** Start of TASK INPUTS **
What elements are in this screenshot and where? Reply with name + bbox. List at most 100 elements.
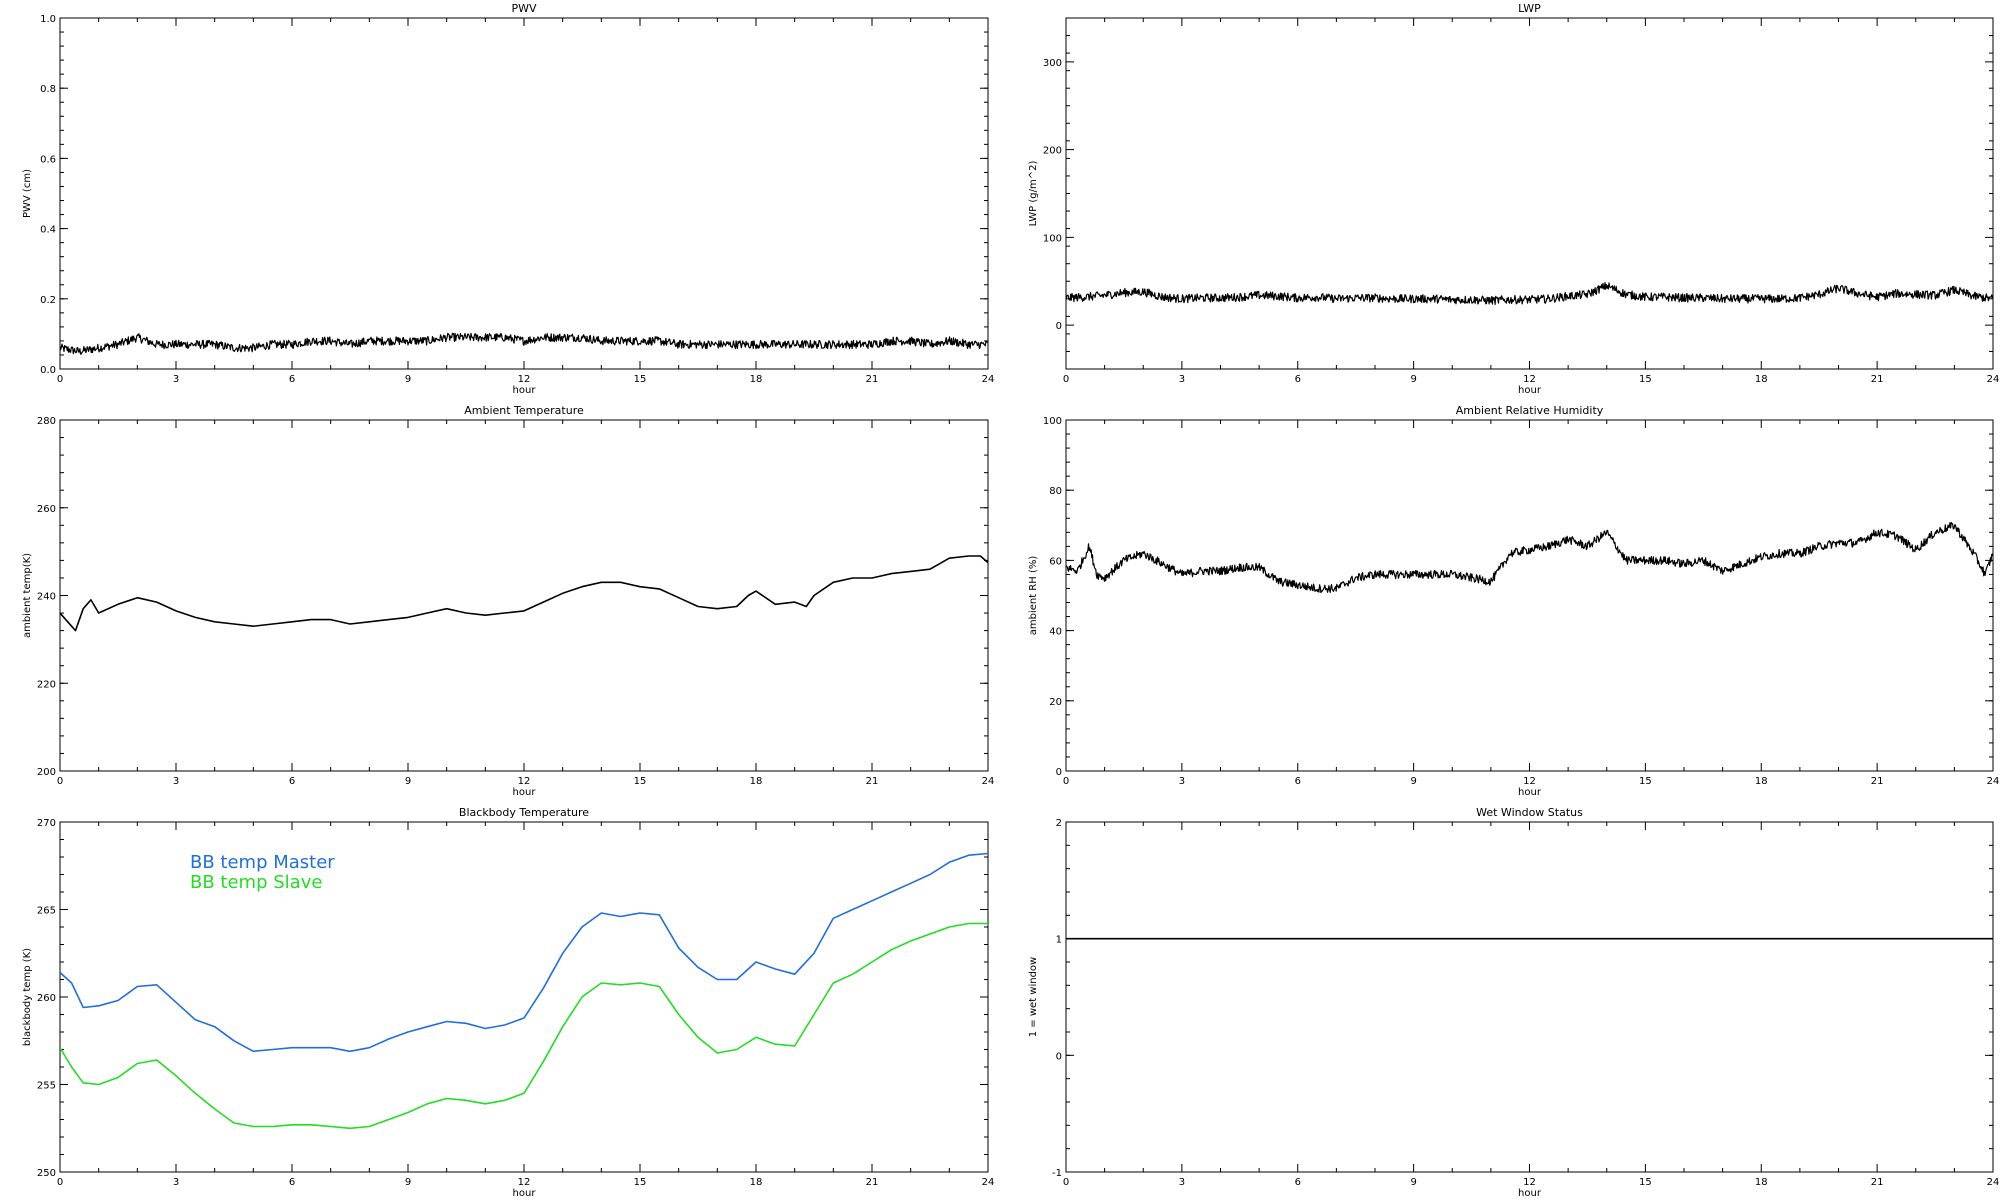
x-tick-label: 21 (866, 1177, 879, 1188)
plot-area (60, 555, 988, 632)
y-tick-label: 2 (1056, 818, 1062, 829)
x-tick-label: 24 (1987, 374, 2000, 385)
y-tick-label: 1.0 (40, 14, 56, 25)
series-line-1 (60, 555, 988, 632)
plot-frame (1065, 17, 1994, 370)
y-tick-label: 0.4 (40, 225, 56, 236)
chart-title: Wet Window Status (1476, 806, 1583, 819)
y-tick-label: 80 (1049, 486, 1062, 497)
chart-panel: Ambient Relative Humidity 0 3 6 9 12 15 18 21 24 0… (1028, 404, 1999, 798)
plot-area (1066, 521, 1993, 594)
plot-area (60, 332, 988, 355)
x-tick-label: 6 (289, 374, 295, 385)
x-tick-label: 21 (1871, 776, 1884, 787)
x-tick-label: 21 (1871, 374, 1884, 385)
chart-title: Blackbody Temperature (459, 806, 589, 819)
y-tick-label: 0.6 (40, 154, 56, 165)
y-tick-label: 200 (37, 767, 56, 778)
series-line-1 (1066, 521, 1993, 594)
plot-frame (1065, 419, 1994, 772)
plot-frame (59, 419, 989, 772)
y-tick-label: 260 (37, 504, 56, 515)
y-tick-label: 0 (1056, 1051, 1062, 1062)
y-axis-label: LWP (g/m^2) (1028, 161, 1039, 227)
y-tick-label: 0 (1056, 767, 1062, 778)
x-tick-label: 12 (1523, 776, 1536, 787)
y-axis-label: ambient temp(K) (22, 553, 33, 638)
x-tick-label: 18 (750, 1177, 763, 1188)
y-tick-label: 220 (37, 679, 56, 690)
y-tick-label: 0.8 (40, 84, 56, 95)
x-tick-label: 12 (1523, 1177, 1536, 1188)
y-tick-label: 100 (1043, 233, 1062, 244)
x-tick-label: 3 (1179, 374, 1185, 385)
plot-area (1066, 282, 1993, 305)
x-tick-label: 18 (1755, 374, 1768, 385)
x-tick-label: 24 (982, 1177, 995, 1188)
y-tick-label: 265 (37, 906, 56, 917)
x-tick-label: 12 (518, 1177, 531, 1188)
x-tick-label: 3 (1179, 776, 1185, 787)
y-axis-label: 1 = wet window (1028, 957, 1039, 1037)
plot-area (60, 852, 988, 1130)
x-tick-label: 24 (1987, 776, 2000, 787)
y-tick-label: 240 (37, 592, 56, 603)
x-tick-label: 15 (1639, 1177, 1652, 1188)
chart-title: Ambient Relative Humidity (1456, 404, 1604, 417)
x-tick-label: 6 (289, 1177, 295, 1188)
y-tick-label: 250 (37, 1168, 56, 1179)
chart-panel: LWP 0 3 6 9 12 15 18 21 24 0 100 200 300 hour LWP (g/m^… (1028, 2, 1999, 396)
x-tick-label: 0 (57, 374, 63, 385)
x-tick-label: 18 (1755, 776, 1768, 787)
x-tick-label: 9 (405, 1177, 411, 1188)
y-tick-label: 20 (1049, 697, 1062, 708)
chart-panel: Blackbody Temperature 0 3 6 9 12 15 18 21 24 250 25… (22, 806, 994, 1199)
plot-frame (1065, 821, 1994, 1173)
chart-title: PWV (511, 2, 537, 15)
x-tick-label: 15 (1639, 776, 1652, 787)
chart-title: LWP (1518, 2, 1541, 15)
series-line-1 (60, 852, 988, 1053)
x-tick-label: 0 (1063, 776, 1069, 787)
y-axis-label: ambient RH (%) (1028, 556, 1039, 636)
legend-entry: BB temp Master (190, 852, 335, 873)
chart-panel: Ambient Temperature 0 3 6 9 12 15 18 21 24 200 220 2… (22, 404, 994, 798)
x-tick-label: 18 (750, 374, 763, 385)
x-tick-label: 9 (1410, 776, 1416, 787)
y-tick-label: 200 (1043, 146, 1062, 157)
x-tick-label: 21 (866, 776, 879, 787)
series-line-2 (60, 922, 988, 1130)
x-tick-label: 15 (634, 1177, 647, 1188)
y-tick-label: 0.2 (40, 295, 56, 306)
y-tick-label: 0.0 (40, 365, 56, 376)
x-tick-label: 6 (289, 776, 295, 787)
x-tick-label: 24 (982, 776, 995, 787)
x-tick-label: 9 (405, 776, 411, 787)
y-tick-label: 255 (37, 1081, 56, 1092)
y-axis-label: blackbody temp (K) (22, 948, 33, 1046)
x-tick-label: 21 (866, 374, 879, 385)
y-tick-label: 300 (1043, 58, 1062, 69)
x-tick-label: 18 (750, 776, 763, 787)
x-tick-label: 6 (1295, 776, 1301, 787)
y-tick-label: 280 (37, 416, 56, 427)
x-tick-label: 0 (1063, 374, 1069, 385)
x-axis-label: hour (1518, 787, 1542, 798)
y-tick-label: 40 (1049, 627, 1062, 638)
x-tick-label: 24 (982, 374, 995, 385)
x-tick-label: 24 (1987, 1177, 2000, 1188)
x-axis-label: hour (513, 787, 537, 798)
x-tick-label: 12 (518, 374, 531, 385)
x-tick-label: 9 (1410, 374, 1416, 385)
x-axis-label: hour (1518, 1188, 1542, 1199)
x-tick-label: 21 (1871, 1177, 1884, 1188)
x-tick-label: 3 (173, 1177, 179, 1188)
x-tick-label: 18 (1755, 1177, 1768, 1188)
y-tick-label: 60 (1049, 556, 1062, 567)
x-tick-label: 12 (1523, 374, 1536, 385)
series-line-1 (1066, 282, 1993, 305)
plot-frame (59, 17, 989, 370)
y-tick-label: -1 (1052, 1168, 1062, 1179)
** End of TASK INPUTS **
» AIM
Quote every one of the lines above word for word, and leave the picture out of your reply.

» FINAL RESULT
What elements are in this screenshot and where? Reply with name + bbox. List at most 100 elements.
x-tick-label: 21 (866, 1177, 879, 1188)
plot-area (60, 555, 988, 632)
y-tick-label: 2 (1056, 818, 1062, 829)
x-tick-label: 24 (1987, 374, 2000, 385)
y-tick-label: 1.0 (40, 14, 56, 25)
series-line-1 (60, 555, 988, 632)
plot-frame (1065, 17, 1994, 370)
y-tick-label: 0.4 (40, 225, 56, 236)
chart-title: Wet Window Status (1476, 806, 1583, 819)
y-tick-label: 80 (1049, 486, 1062, 497)
chart-panel: Ambient Relative Humidity 0 3 6 9 12 15 18 21 24 0… (1028, 404, 1999, 798)
plot-area (1066, 521, 1993, 594)
plot-area (60, 332, 988, 355)
x-tick-label: 6 (289, 374, 295, 385)
x-tick-label: 21 (1871, 776, 1884, 787)
x-tick-label: 21 (1871, 374, 1884, 385)
chart-title: Blackbody Temperature (459, 806, 589, 819)
y-tick-label: 0.6 (40, 154, 56, 165)
y-tick-label: 200 (37, 767, 56, 778)
series-line-1 (1066, 521, 1993, 594)
plot-frame (1065, 419, 1994, 772)
plot-frame (59, 419, 989, 772)
y-tick-label: 260 (37, 504, 56, 515)
y-tick-label: 0 (1056, 1051, 1062, 1062)
y-axis-label: LWP (g/m^2) (1028, 161, 1039, 227)
y-tick-label: 0 (1056, 767, 1062, 778)
x-tick-label: 12 (1523, 776, 1536, 787)
y-axis-label: ambient temp(K) (22, 553, 33, 638)
x-tick-label: 18 (750, 1177, 763, 1188)
y-tick-label: 220 (37, 679, 56, 690)
y-tick-label: 0.8 (40, 84, 56, 95)
x-tick-label: 12 (1523, 1177, 1536, 1188)
y-tick-label: 100 (1043, 233, 1062, 244)
x-tick-label: 3 (1179, 374, 1185, 385)
plot-area (1066, 282, 1993, 305)
x-tick-label: 18 (1755, 374, 1768, 385)
x-tick-label: 24 (982, 1177, 995, 1188)
y-tick-label: 265 (37, 906, 56, 917)
x-tick-label: 12 (518, 1177, 531, 1188)
x-tick-label: 3 (1179, 776, 1185, 787)
y-axis-label: 1 = wet window (1028, 957, 1039, 1037)
plot-area (60, 852, 988, 1130)
x-tick-label: 24 (1987, 776, 2000, 787)
y-tick-label: 240 (37, 592, 56, 603)
x-tick-label: 15 (1639, 1177, 1652, 1188)
chart-title: Ambient Relative Humidity (1456, 404, 1604, 417)
x-tick-label: 6 (289, 1177, 295, 1188)
y-tick-label: 250 (37, 1168, 56, 1179)
chart-panel: LWP 0 3 6 9 12 15 18 21 24 0 100 200 300 hour LWP (g/m^… (1028, 2, 1999, 396)
x-tick-label: 0 (57, 374, 63, 385)
x-tick-label: 18 (1755, 776, 1768, 787)
x-tick-label: 9 (405, 1177, 411, 1188)
y-tick-label: 20 (1049, 697, 1062, 708)
chart-panel: Blackbody Temperature 0 3 6 9 12 15 18 21 24 250 25… (22, 806, 994, 1199)
plot-frame (1065, 821, 1994, 1173)
chart-title: PWV (511, 2, 537, 15)
x-tick-label: 15 (1639, 776, 1652, 787)
chart-title: LWP (1518, 2, 1541, 15)
series-line-1 (60, 852, 988, 1053)
x-tick-label: 0 (1063, 776, 1069, 787)
y-axis-label: ambient RH (%) (1028, 556, 1039, 636)
legend-entry: BB temp Master (190, 852, 335, 873)
chart-panel: Ambient Temperature 0 3 6 9 12 15 18 21 24 200 220 2… (22, 404, 994, 798)
x-tick-label: 18 (750, 374, 763, 385)
x-tick-label: 9 (1410, 776, 1416, 787)
y-tick-label: 200 (1043, 146, 1062, 157)
x-tick-label: 21 (866, 776, 879, 787)
series-line-2 (60, 922, 988, 1130)
x-tick-label: 15 (634, 1177, 647, 1188)
y-tick-label: 0.2 (40, 295, 56, 306)
y-tick-label: 0.0 (40, 365, 56, 376)
x-tick-label: 6 (289, 776, 295, 787)
x-tick-label: 24 (982, 776, 995, 787)
x-tick-label: 9 (405, 776, 411, 787)
y-tick-label: 255 (37, 1081, 56, 1092)
y-axis-label: blackbody temp (K) (22, 948, 33, 1046)
x-tick-label: 21 (866, 374, 879, 385)
y-tick-label: 300 (1043, 58, 1062, 69)
x-tick-label: 18 (750, 776, 763, 787)
x-tick-label: 6 (1295, 776, 1301, 787)
y-tick-label: 280 (37, 416, 56, 427)
x-tick-label: 0 (1063, 374, 1069, 385)
x-axis-label: hour (1518, 787, 1542, 798)
y-tick-label: 40 (1049, 627, 1062, 638)
x-tick-label: 24 (982, 374, 995, 385)
x-tick-label: 24 (1987, 1177, 2000, 1188)
x-axis-label: hour (513, 787, 537, 798)
x-tick-label: 12 (518, 374, 531, 385)
x-tick-label: 9 (1410, 374, 1416, 385)
x-axis-label: hour (1518, 1188, 1542, 1199)
x-tick-label: 21 (1871, 1177, 1884, 1188)
x-tick-label: 3 (173, 1177, 179, 1188)
x-tick-label: 18 (1755, 1177, 1768, 1188)
y-tick-label: 60 (1049, 556, 1062, 567)
x-tick-label: 12 (1523, 374, 1536, 385)
series-line-1 (1066, 282, 1993, 305)
plot-frame (59, 17, 989, 370)
y-tick-label: -1 (1052, 1168, 1062, 1179)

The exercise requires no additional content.